[Aim of the exercise]:
Write out the data below exactly as given, without any of its pictures.

** START OF Entries supplied **

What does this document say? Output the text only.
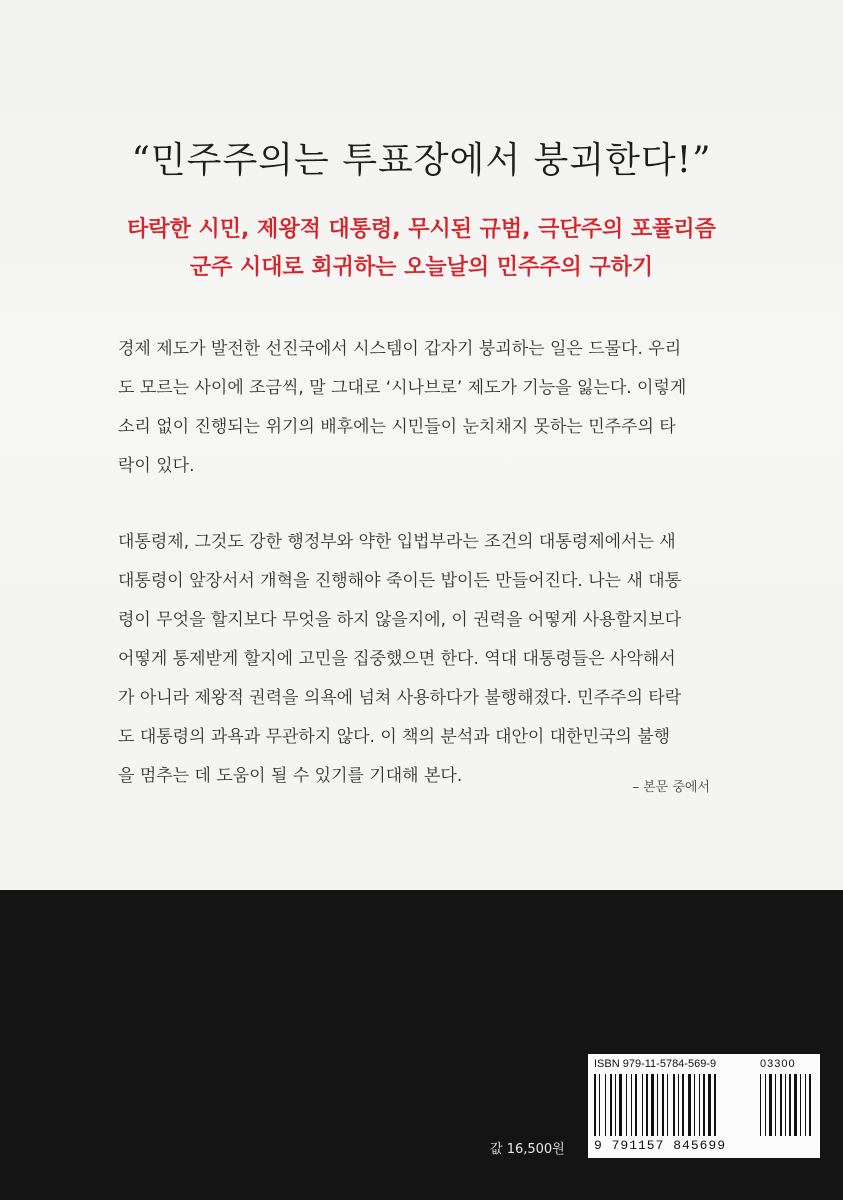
“민주주의는 투표장에서 붕괴한다!”
타락한 시민, 제왕적 대통령, 무시된 규범, 극단주의 포퓰리즘
군주 시대로 회귀하는 오늘날의 민주주의 구하기
경제 제도가 발전한 선진국에서 시스템이 갑자기 붕괴하는 일은 드물다. 우리
도 모르는 사이에 조금씩, 말 그대로 ‘시나브로’ 제도가 기능을 잃는다. 이렇게
소리 없이 진행되는 위기의 배후에는 시민들이 눈치채지 못하는 민주주의 타
락이 있다.
대통령제, 그것도 강한 행정부와 약한 입법부라는 조건의 대통령제에서는 새
대통령이 앞장서서 개혁을 진행해야 죽이든 밥이든 만들어진다. 나는 새 대통
령이 무엇을 할지보다 무엇을 하지 않을지에, 이 권력을 어떻게 사용할지보다
어떻게 통제받게 할지에 고민을 집중했으면 한다. 역대 대통령들은 사악해서
가 아니라 제왕적 권력을 의욕에 넘쳐 사용하다가 불행해졌다. 민주주의 타락
도 대통령의 과욕과 무관하지 않다. 이 책의 분석과 대안이 대한민국의 불행
을 멈추는 데 도움이 될 수 있기를 기대해 본다.
– 본문 중에서
값 16,500원
ISBN 979-11-5784-569-9	03300
9 791157 845699
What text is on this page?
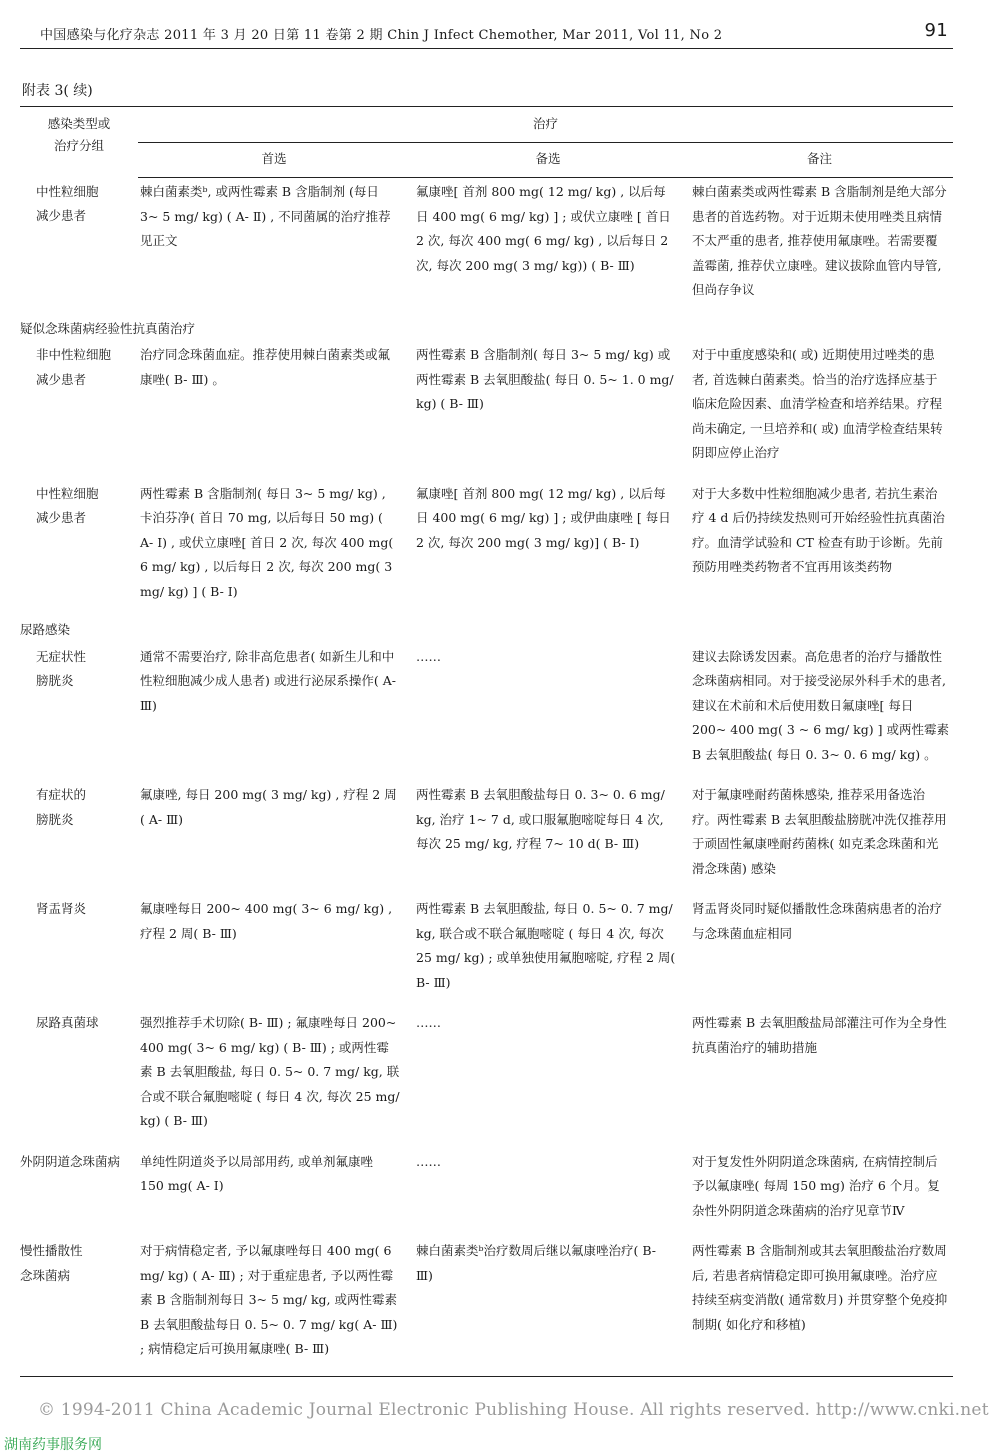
中国感染与化疗杂志 2011 年 3 月 20 日第 11 卷第 2 期 Chin J Infect Chemother, Mar 2011, Vol 11, No 2	91
附表 3( 续)
感染类型或
治疗分组	治疗		
	首选	备选	备注
中性粒细胞
减少患者	棘白菌素类ᵇ, 或两性霉素 B 含脂制剂 (每日 3~ 5 mg/ kg) ( A- Ⅱ) , 不同菌属的治疗推荐见正文	氟康唑[ 首剂 800 mg( 12 mg/ kg) , 以后每日 400 mg( 6 mg/ kg) ] ; 或伏立康唑 [ 首日 2 次, 每次 400 mg( 6 mg/ kg) , 以后每日 2 次, 每次 200 mg( 3 mg/ kg)) ( B- Ⅲ)	棘白菌素类或两性霉素 B 含脂制剂是绝大部分患者的首选药物。对于近期未使用唑类且病情不太严重的患者, 推荐使用氟康唑。若需要覆盖霉菌, 推荐伏立康唑。建议拔除血管内导管, 但尚存争议
疑似念珠菌病经验性抗真菌治疗			
非中性粒细胞
减少患者	治疗同念珠菌血症。推荐使用棘白菌素类或氟康唑( B- Ⅲ) 。	两性霉素 B 含脂制剂( 每日 3~ 5 mg/ kg) 或两性霉素 B 去氧胆酸盐( 每日 0. 5~ 1. 0 mg/ kg) ( B- Ⅲ)	对于中重度感染和( 或) 近期使用过唑类的患者, 首选棘白菌素类。恰当的治疗选择应基于临床危险因素、血清学检查和培养结果。疗程尚未确定, 一旦培养和( 或) 血清学检查结果转阴即应停止治疗
中性粒细胞
减少患者	两性霉素 B 含脂制剂( 每日 3~ 5 mg/ kg) , 卡泊芬净( 首日 70 mg, 以后每日 50 mg) ( A- Ⅰ) , 或伏立康唑[ 首日 2 次, 每次 400 mg( 6 mg/ kg) , 以后每日 2 次, 每次 200 mg( 3 mg/ kg) ] ( B- Ⅰ)	氟康唑[ 首剂 800 mg( 12 mg/ kg) , 以后每日 400 mg( 6 mg/ kg) ] ; 或伊曲康唑 [ 每日 2 次, 每次 200 mg( 3 mg/ kg)] ( B- Ⅰ)	对于大多数中性粒细胞减少患者, 若抗生素治疗 4 d 后仍持续发热则可开始经验性抗真菌治疗。血清学试验和 CT 检查有助于诊断。先前预防用唑类药物者不宜再用该类药物
尿路感染			
无症状性
膀胱炎	通常不需要治疗, 除非高危患者( 如新生儿和中性粒细胞减少成人患者) 或进行泌尿系操作( A- Ⅲ)	……	建议去除诱发因素。高危患者的治疗与播散性念珠菌病相同。对于接受泌尿外科手术的患者, 建议在术前和术后使用数日氟康唑[ 每日 200~ 400 mg( 3 ~ 6 mg/ kg) ] 或两性霉素 B 去氧胆酸盐( 每日 0. 3~ 0. 6 mg/ kg) 。
有症状的
膀胱炎	氟康唑, 每日 200 mg( 3 mg/ kg) , 疗程 2 周( A- Ⅲ)	两性霉素 B 去氧胆酸盐每日 0. 3~ 0. 6 mg/ kg, 治疗 1~ 7 d, 或口服氟胞嘧啶每日 4 次, 每次 25 mg/ kg, 疗程 7~ 10 d( B- Ⅲ)	对于氟康唑耐药菌株感染, 推荐采用备选治疗。两性霉素 B 去氧胆酸盐膀胱冲洗仅推荐用于顽固性氟康唑耐药菌株( 如克柔念珠菌和光滑念珠菌) 感染
肾盂肾炎	氟康唑每日 200~ 400 mg( 3~ 6 mg/ kg) , 疗程 2 周( B- Ⅲ)	两性霉素 B 去氧胆酸盐, 每日 0. 5~ 0. 7 mg/ kg, 联合或不联合氟胞嘧啶 ( 每日 4 次, 每次 25 mg/ kg) ; 或单独使用氟胞嘧啶, 疗程 2 周( B- Ⅲ)	肾盂肾炎同时疑似播散性念珠菌病患者的治疗与念珠菌血症相同
尿路真菌球	强烈推荐手术切除( B- Ⅲ) ; 氟康唑每日 200~ 400 mg( 3~ 6 mg/ kg) ( B- Ⅲ) ; 或两性霉素 B 去氧胆酸盐, 每日 0. 5~ 0. 7 mg/ kg, 联合或不联合氟胞嘧啶 ( 每日 4 次, 每次 25 mg/ kg) ( B- Ⅲ)	……	两性霉素 B 去氧胆酸盐局部灌注可作为全身性抗真菌治疗的辅助措施
外阴阴道念珠菌病	单纯性阴道炎予以局部用药, 或单剂氟康唑 150 mg( A- Ⅰ)	……	对于复发性外阴阴道念珠菌病, 在病情控制后予以氟康唑( 每周 150 mg) 治疗 6 个月。复杂性外阴阴道念珠菌病的治疗见章节Ⅳ
慢性播散性
念珠菌病	对于病情稳定者, 予以氟康唑每日 400 mg( 6 mg/ kg) ( A- Ⅲ) ; 对于重症患者, 予以两性霉素 B 含脂制剂每日 3~ 5 mg/ kg, 或两性霉素 B 去氧胆酸盐每日 0. 5~ 0. 7 mg/ kg( A- Ⅲ) ; 病情稳定后可换用氟康唑( B- Ⅲ)	棘白菌素类ᵇ治疗数周后继以氟康唑治疗( B- Ⅲ)	两性霉素 B 含脂制剂或其去氧胆酸盐治疗数周后, 若患者病情稳定即可换用氟康唑。治疗应持续至病变消散( 通常数月) 并贯穿整个免疫抑制期( 如化疗和移植)
© 1994-2011 China Academic Journal Electronic Publishing House. All rights reserved. http://www.cnki.net
湖南药事服务网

** END OF Entries supplied **

[The completed task]:
What does this document say? Output the text only.
“민주주의는 투표장에서 붕괴한다!”
타락한 시민, 제왕적 대통령, 무시된 규범, 극단주의 포퓰리즘
군주 시대로 회귀하는 오늘날의 민주주의 구하기
경제 제도가 발전한 선진국에서 시스템이 갑자기 붕괴하는 일은 드물다. 우리
도 모르는 사이에 조금씩, 말 그대로 ‘시나브로’ 제도가 기능을 잃는다. 이렇게
소리 없이 진행되는 위기의 배후에는 시민들이 눈치채지 못하는 민주주의 타
락이 있다.
대통령제, 그것도 강한 행정부와 약한 입법부라는 조건의 대통령제에서는 새
대통령이 앞장서서 개혁을 진행해야 죽이든 밥이든 만들어진다. 나는 새 대통
령이 무엇을 할지보다 무엇을 하지 않을지에, 이 권력을 어떻게 사용할지보다
어떻게 통제받게 할지에 고민을 집중했으면 한다. 역대 대통령들은 사악해서
가 아니라 제왕적 권력을 의욕에 넘쳐 사용하다가 불행해졌다. 민주주의 타락
도 대통령의 과욕과 무관하지 않다. 이 책의 분석과 대안이 대한민국의 불행
을 멈추는 데 도움이 될 수 있기를 기대해 본다.
– 본문 중에서
값 16,500원
ISBN 979-11-5784-569-9	03300
9 791157 845699
What text is on this page?
中国感染与化疗杂志 2011 年 3 月 20 日第 11 卷第 2 期 Chin J Infect Chemother, Mar 2011, Vol 11, No 2	91
附表 3( 续)
感染类型或
治疗分组	治疗		
	首选	备选	备注
中性粒细胞
减少患者	棘白菌素类ᵇ, 或两性霉素 B 含脂制剂 (每日 3~ 5 mg/ kg) ( A- Ⅱ) , 不同菌属的治疗推荐见正文	氟康唑[ 首剂 800 mg( 12 mg/ kg) , 以后每日 400 mg( 6 mg/ kg) ] ; 或伏立康唑 [ 首日 2 次, 每次 400 mg( 6 mg/ kg) , 以后每日 2 次, 每次 200 mg( 3 mg/ kg)) ( B- Ⅲ)	棘白菌素类或两性霉素 B 含脂制剂是绝大部分患者的首选药物。对于近期未使用唑类且病情不太严重的患者, 推荐使用氟康唑。若需要覆盖霉菌, 推荐伏立康唑。建议拔除血管内导管, 但尚存争议
疑似念珠菌病经验性抗真菌治疗			
非中性粒细胞
减少患者	治疗同念珠菌血症。推荐使用棘白菌素类或氟康唑( B- Ⅲ) 。	两性霉素 B 含脂制剂( 每日 3~ 5 mg/ kg) 或两性霉素 B 去氧胆酸盐( 每日 0. 5~ 1. 0 mg/ kg) ( B- Ⅲ)	对于中重度感染和( 或) 近期使用过唑类的患者, 首选棘白菌素类。恰当的治疗选择应基于临床危险因素、血清学检查和培养结果。疗程尚未确定, 一旦培养和( 或) 血清学检查结果转阴即应停止治疗
中性粒细胞
减少患者	两性霉素 B 含脂制剂( 每日 3~ 5 mg/ kg) , 卡泊芬净( 首日 70 mg, 以后每日 50 mg) ( A- Ⅰ) , 或伏立康唑[ 首日 2 次, 每次 400 mg( 6 mg/ kg) , 以后每日 2 次, 每次 200 mg( 3 mg/ kg) ] ( B- Ⅰ)	氟康唑[ 首剂 800 mg( 12 mg/ kg) , 以后每日 400 mg( 6 mg/ kg) ] ; 或伊曲康唑 [ 每日 2 次, 每次 200 mg( 3 mg/ kg)] ( B- Ⅰ)	对于大多数中性粒细胞减少患者, 若抗生素治疗 4 d 后仍持续发热则可开始经验性抗真菌治疗。血清学试验和 CT 检查有助于诊断。先前预防用唑类药物者不宜再用该类药物
尿路感染			
无症状性
膀胱炎	通常不需要治疗, 除非高危患者( 如新生儿和中性粒细胞减少成人患者) 或进行泌尿系操作( A- Ⅲ)	……	建议去除诱发因素。高危患者的治疗与播散性念珠菌病相同。对于接受泌尿外科手术的患者, 建议在术前和术后使用数日氟康唑[ 每日 200~ 400 mg( 3 ~ 6 mg/ kg) ] 或两性霉素 B 去氧胆酸盐( 每日 0. 3~ 0. 6 mg/ kg) 。
有症状的
膀胱炎	氟康唑, 每日 200 mg( 3 mg/ kg) , 疗程 2 周( A- Ⅲ)	两性霉素 B 去氧胆酸盐每日 0. 3~ 0. 6 mg/ kg, 治疗 1~ 7 d, 或口服氟胞嘧啶每日 4 次, 每次 25 mg/ kg, 疗程 7~ 10 d( B- Ⅲ)	对于氟康唑耐药菌株感染, 推荐采用备选治疗。两性霉素 B 去氧胆酸盐膀胱冲洗仅推荐用于顽固性氟康唑耐药菌株( 如克柔念珠菌和光滑念珠菌) 感染
肾盂肾炎	氟康唑每日 200~ 400 mg( 3~ 6 mg/ kg) , 疗程 2 周( B- Ⅲ)	两性霉素 B 去氧胆酸盐, 每日 0. 5~ 0. 7 mg/ kg, 联合或不联合氟胞嘧啶 ( 每日 4 次, 每次 25 mg/ kg) ; 或单独使用氟胞嘧啶, 疗程 2 周( B- Ⅲ)	肾盂肾炎同时疑似播散性念珠菌病患者的治疗与念珠菌血症相同
尿路真菌球	强烈推荐手术切除( B- Ⅲ) ; 氟康唑每日 200~ 400 mg( 3~ 6 mg/ kg) ( B- Ⅲ) ; 或两性霉素 B 去氧胆酸盐, 每日 0. 5~ 0. 7 mg/ kg, 联合或不联合氟胞嘧啶 ( 每日 4 次, 每次 25 mg/ kg) ( B- Ⅲ)	……	两性霉素 B 去氧胆酸盐局部灌注可作为全身性抗真菌治疗的辅助措施
外阴阴道念珠菌病	单纯性阴道炎予以局部用药, 或单剂氟康唑 150 mg( A- Ⅰ)	……	对于复发性外阴阴道念珠菌病, 在病情控制后予以氟康唑( 每周 150 mg) 治疗 6 个月。复杂性外阴阴道念珠菌病的治疗见章节Ⅳ
慢性播散性
念珠菌病	对于病情稳定者, 予以氟康唑每日 400 mg( 6 mg/ kg) ( A- Ⅲ) ; 对于重症患者, 予以两性霉素 B 含脂制剂每日 3~ 5 mg/ kg, 或两性霉素 B 去氧胆酸盐每日 0. 5~ 0. 7 mg/ kg( A- Ⅲ) ; 病情稳定后可换用氟康唑( B- Ⅲ)	棘白菌素类ᵇ治疗数周后继以氟康唑治疗( B- Ⅲ)	两性霉素 B 含脂制剂或其去氧胆酸盐治疗数周后, 若患者病情稳定即可换用氟康唑。治疗应持续至病变消散( 通常数月) 并贯穿整个免疫抑制期( 如化疗和移植)
© 1994-2011 China Academic Journal Electronic Publishing House. All rights reserved. http://www.cnki.net
湖南药事服务网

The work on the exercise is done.